• [Goal of the exercise]
Only the pictures are left out: repeat the rest of the entries exactly.

• [Data]
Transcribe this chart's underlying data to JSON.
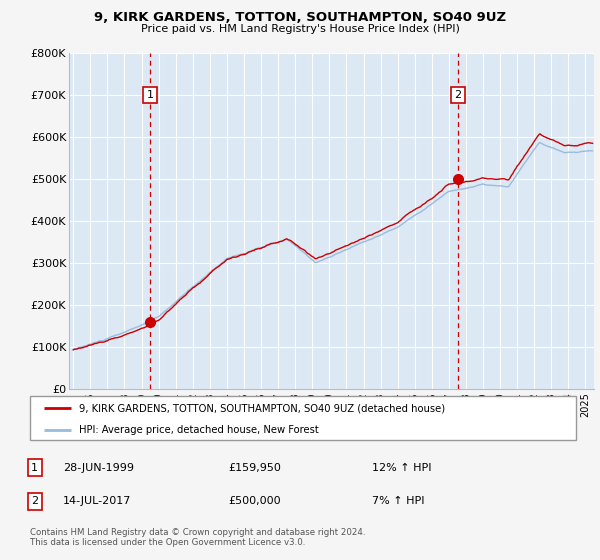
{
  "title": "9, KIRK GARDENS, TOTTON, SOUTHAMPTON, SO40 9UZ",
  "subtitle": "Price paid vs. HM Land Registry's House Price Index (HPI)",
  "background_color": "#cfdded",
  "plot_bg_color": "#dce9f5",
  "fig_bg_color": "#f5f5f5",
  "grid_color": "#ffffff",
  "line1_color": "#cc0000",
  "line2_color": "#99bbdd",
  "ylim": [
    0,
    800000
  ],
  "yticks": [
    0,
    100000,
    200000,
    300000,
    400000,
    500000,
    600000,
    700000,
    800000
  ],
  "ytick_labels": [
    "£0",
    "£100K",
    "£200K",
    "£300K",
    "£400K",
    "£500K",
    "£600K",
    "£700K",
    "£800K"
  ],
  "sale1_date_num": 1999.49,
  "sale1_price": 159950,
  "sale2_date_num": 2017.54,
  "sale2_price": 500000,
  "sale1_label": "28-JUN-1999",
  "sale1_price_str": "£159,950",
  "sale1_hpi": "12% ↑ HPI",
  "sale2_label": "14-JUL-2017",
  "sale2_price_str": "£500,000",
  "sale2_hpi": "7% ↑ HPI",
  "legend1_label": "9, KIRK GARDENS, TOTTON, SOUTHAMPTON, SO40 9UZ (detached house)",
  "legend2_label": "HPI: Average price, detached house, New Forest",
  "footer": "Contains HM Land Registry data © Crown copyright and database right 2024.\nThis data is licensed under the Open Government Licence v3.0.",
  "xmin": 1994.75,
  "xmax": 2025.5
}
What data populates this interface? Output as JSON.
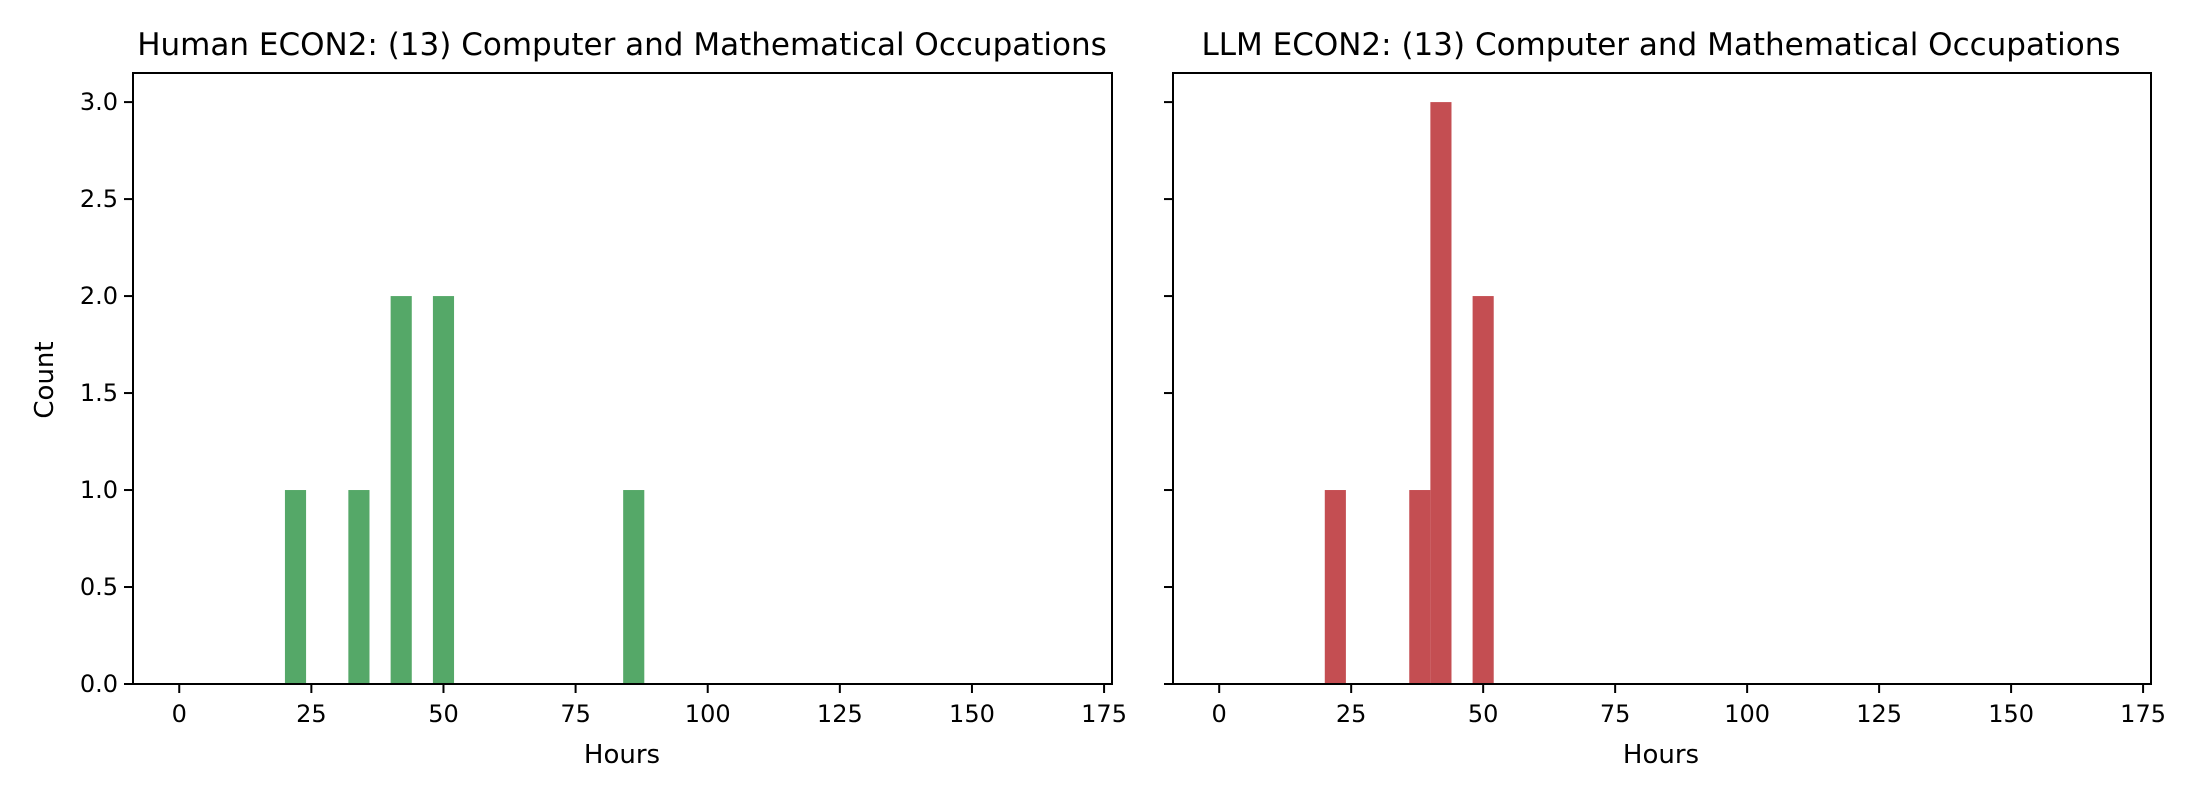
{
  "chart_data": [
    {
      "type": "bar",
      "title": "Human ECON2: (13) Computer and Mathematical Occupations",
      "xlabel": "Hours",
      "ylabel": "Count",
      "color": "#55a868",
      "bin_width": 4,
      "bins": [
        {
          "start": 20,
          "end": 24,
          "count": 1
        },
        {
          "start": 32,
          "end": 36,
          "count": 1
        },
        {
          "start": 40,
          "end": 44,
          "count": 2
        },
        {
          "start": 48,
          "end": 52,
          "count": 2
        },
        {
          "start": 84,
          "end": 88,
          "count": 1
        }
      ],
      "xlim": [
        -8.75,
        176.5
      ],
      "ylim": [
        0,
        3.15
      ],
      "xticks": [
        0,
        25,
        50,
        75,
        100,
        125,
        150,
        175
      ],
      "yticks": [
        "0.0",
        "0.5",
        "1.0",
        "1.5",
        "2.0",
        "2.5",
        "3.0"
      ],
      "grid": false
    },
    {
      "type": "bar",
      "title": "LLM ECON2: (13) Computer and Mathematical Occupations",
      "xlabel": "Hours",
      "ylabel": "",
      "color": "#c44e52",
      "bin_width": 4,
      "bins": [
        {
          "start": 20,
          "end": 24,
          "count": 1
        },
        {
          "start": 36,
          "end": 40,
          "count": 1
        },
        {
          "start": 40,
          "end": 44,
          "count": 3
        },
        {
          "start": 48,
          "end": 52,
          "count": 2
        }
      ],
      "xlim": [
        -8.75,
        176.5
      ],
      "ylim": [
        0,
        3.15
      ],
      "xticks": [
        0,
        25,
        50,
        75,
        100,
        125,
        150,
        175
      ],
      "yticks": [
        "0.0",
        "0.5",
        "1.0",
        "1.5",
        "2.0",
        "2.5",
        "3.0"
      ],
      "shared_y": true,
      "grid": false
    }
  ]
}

• [Solution below]
Transcribe this chart's underlying data to JSON.
{
  "title": "9, KIRK GARDENS, TOTTON, SOUTHAMPTON, SO40 9UZ",
  "subtitle": "Price paid vs. HM Land Registry's House Price Index (HPI)",
  "background_color": "#cfdded",
  "plot_bg_color": "#dce9f5",
  "fig_bg_color": "#f5f5f5",
  "grid_color": "#ffffff",
  "line1_color": "#cc0000",
  "line2_color": "#99bbdd",
  "ylim": [
    0,
    800000
  ],
  "yticks": [
    0,
    100000,
    200000,
    300000,
    400000,
    500000,
    600000,
    700000,
    800000
  ],
  "ytick_labels": [
    "£0",
    "£100K",
    "£200K",
    "£300K",
    "£400K",
    "£500K",
    "£600K",
    "£700K",
    "£800K"
  ],
  "sale1_date_num": 1999.49,
  "sale1_price": 159950,
  "sale2_date_num": 2017.54,
  "sale2_price": 500000,
  "sale1_label": "28-JUN-1999",
  "sale1_price_str": "£159,950",
  "sale1_hpi": "12% ↑ HPI",
  "sale2_label": "14-JUL-2017",
  "sale2_price_str": "£500,000",
  "sale2_hpi": "7% ↑ HPI",
  "legend1_label": "9, KIRK GARDENS, TOTTON, SOUTHAMPTON, SO40 9UZ (detached house)",
  "legend2_label": "HPI: Average price, detached house, New Forest",
  "footer": "Contains HM Land Registry data © Crown copyright and database right 2024.\nThis data is licensed under the Open Government Licence v3.0.",
  "xmin": 1994.75,
  "xmax": 2025.5
}
What data populates this interface? Output as JSON.
{
  "chart_data": [
    {
      "type": "bar",
      "title": "Human ECON2: (13) Computer and Mathematical Occupations",
      "xlabel": "Hours",
      "ylabel": "Count",
      "color": "#55a868",
      "bin_width": 4,
      "bins": [
        {
          "start": 20,
          "end": 24,
          "count": 1
        },
        {
          "start": 32,
          "end": 36,
          "count": 1
        },
        {
          "start": 40,
          "end": 44,
          "count": 2
        },
        {
          "start": 48,
          "end": 52,
          "count": 2
        },
        {
          "start": 84,
          "end": 88,
          "count": 1
        }
      ],
      "xlim": [
        -8.75,
        176.5
      ],
      "ylim": [
        0,
        3.15
      ],
      "xticks": [
        0,
        25,
        50,
        75,
        100,
        125,
        150,
        175
      ],
      "yticks": [
        "0.0",
        "0.5",
        "1.0",
        "1.5",
        "2.0",
        "2.5",
        "3.0"
      ],
      "grid": false
    },
    {
      "type": "bar",
      "title": "LLM ECON2: (13) Computer and Mathematical Occupations",
      "xlabel": "Hours",
      "ylabel": "",
      "color": "#c44e52",
      "bin_width": 4,
      "bins": [
        {
          "start": 20,
          "end": 24,
          "count": 1
        },
        {
          "start": 36,
          "end": 40,
          "count": 1
        },
        {
          "start": 40,
          "end": 44,
          "count": 3
        },
        {
          "start": 48,
          "end": 52,
          "count": 2
        }
      ],
      "xlim": [
        -8.75,
        176.5
      ],
      "ylim": [
        0,
        3.15
      ],
      "xticks": [
        0,
        25,
        50,
        75,
        100,
        125,
        150,
        175
      ],
      "yticks": [
        "0.0",
        "0.5",
        "1.0",
        "1.5",
        "2.0",
        "2.5",
        "3.0"
      ],
      "shared_y": true,
      "grid": false
    }
  ]
}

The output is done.